» REQUIRED TASK: Copy every line that mentions the word "structured".
>>>
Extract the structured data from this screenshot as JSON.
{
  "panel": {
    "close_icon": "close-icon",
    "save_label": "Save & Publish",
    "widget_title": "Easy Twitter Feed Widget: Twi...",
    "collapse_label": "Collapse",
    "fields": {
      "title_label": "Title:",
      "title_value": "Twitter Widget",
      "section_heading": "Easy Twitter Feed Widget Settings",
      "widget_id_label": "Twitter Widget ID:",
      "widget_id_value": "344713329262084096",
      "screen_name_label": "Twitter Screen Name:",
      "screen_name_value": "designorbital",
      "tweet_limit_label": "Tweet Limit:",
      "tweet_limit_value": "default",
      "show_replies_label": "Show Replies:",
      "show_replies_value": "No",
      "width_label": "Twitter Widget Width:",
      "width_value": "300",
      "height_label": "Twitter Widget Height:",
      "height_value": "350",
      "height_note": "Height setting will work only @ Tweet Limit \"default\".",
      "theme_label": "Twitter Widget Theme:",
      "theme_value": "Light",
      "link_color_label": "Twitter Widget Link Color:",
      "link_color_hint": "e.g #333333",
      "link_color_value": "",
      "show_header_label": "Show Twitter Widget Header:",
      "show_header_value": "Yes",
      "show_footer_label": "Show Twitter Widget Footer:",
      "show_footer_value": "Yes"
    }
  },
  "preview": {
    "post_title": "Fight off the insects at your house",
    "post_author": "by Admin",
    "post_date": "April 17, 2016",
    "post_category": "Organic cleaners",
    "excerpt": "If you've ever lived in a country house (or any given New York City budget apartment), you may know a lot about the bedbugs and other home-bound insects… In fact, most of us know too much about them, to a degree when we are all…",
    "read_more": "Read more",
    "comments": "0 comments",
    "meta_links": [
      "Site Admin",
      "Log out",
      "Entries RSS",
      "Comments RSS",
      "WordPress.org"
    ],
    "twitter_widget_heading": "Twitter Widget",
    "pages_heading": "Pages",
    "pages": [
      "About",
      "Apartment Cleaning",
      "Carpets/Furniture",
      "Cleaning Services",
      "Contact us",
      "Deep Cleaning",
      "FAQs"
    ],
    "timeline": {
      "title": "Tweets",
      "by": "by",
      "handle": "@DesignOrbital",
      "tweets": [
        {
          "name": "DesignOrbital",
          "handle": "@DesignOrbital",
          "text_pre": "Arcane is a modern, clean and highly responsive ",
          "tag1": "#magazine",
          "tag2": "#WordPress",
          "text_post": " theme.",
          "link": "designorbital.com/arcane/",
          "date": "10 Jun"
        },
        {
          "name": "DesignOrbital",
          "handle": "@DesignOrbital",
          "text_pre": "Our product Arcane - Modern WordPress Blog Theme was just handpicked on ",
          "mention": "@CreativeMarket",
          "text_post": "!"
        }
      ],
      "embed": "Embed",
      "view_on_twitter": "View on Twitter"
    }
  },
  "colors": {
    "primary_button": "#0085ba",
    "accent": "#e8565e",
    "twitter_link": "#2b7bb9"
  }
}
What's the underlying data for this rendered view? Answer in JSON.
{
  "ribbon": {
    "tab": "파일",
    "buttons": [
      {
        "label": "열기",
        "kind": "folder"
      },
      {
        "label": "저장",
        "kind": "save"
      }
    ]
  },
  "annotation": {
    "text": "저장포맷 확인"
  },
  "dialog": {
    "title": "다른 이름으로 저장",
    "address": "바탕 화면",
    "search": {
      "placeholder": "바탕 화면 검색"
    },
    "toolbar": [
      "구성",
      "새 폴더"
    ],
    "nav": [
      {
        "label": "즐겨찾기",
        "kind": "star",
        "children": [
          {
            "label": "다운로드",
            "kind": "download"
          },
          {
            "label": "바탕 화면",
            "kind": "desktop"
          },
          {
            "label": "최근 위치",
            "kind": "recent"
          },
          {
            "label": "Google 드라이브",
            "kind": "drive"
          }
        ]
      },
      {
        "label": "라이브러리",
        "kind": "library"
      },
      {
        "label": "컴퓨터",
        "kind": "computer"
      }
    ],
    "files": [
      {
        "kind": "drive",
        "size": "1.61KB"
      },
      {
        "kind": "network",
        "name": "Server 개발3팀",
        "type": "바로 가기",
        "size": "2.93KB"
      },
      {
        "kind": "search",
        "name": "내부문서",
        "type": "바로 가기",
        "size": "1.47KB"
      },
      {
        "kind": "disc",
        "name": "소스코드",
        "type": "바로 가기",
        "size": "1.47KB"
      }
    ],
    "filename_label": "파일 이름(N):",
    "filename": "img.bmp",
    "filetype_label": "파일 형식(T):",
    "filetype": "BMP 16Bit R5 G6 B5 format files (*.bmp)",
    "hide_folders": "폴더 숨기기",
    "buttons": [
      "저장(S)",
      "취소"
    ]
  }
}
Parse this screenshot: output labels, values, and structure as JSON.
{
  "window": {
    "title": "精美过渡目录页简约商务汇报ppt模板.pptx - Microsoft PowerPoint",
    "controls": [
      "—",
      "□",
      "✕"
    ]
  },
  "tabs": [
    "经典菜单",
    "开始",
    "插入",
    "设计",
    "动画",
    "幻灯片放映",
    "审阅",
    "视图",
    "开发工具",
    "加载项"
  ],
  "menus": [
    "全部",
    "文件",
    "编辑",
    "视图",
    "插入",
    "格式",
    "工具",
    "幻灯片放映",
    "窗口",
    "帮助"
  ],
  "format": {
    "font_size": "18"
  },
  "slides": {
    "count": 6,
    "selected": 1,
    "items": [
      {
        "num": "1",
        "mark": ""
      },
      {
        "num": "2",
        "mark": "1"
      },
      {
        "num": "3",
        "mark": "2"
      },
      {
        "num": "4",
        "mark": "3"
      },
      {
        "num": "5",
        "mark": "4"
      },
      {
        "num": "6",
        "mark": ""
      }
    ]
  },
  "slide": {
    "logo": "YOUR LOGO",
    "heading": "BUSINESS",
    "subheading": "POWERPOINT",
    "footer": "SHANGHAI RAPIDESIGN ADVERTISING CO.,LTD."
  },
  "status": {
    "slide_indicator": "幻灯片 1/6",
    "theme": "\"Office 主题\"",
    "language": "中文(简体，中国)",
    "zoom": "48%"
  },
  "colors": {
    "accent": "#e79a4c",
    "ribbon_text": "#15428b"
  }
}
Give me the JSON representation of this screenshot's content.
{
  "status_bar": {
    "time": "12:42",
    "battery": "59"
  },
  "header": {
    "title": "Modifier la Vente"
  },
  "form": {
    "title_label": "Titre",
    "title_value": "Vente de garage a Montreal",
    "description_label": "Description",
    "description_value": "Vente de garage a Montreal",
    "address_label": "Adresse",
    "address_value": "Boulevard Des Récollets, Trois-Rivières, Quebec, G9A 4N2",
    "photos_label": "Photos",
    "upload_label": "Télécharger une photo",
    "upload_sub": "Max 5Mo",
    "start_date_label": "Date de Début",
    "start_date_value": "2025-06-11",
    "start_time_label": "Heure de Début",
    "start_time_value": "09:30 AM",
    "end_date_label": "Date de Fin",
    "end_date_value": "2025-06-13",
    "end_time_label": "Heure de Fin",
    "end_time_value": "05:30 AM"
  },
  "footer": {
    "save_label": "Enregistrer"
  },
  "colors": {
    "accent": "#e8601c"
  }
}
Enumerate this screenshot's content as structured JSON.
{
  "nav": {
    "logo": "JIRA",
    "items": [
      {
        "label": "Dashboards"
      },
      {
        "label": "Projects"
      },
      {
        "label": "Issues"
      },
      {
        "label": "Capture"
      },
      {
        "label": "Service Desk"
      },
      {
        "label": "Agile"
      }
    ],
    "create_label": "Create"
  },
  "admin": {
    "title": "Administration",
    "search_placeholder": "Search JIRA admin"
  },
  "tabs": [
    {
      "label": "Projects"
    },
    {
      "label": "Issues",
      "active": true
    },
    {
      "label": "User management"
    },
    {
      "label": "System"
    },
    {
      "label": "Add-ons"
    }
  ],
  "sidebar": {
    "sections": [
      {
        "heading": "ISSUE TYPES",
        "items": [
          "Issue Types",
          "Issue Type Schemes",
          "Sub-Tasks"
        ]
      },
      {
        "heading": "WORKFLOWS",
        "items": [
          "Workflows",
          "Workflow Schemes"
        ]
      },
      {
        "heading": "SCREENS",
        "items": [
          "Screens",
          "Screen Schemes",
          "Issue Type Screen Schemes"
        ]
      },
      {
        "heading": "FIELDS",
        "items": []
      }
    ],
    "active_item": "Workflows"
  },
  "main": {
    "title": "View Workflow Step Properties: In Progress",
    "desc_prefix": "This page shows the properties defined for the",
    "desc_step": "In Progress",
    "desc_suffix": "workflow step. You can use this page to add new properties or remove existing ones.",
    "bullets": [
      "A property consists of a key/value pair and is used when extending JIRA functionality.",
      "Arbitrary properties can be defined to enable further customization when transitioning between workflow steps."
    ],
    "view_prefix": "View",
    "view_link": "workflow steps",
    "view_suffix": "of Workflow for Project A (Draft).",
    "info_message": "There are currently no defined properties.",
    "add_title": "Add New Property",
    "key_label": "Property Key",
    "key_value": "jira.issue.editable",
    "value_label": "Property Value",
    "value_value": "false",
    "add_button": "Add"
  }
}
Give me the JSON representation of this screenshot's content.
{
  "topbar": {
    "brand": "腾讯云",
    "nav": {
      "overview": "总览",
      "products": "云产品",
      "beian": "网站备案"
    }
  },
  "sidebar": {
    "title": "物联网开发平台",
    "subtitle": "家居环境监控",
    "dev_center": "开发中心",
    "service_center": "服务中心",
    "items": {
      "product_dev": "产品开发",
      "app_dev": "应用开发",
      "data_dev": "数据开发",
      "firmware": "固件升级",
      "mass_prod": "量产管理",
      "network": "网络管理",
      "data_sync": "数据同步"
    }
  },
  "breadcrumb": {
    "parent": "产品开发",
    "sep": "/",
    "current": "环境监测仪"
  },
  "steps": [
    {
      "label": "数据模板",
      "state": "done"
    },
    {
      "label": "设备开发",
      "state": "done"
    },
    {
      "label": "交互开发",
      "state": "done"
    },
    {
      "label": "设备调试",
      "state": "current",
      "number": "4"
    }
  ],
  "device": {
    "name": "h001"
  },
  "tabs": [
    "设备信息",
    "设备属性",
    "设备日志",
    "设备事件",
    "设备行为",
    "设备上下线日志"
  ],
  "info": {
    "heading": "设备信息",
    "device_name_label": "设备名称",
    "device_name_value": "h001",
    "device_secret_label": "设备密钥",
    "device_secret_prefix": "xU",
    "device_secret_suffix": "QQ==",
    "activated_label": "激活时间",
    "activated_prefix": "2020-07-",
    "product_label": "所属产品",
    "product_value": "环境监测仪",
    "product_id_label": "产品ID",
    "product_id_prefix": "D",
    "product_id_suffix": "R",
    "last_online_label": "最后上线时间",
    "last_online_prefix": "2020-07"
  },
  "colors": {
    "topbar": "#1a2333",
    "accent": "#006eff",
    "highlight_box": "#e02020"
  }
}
<<<
» EXPECTED ANSWER:
Extract the structured data from this screenshot as JSON.
Enumerate this screenshot's content as structured JSON.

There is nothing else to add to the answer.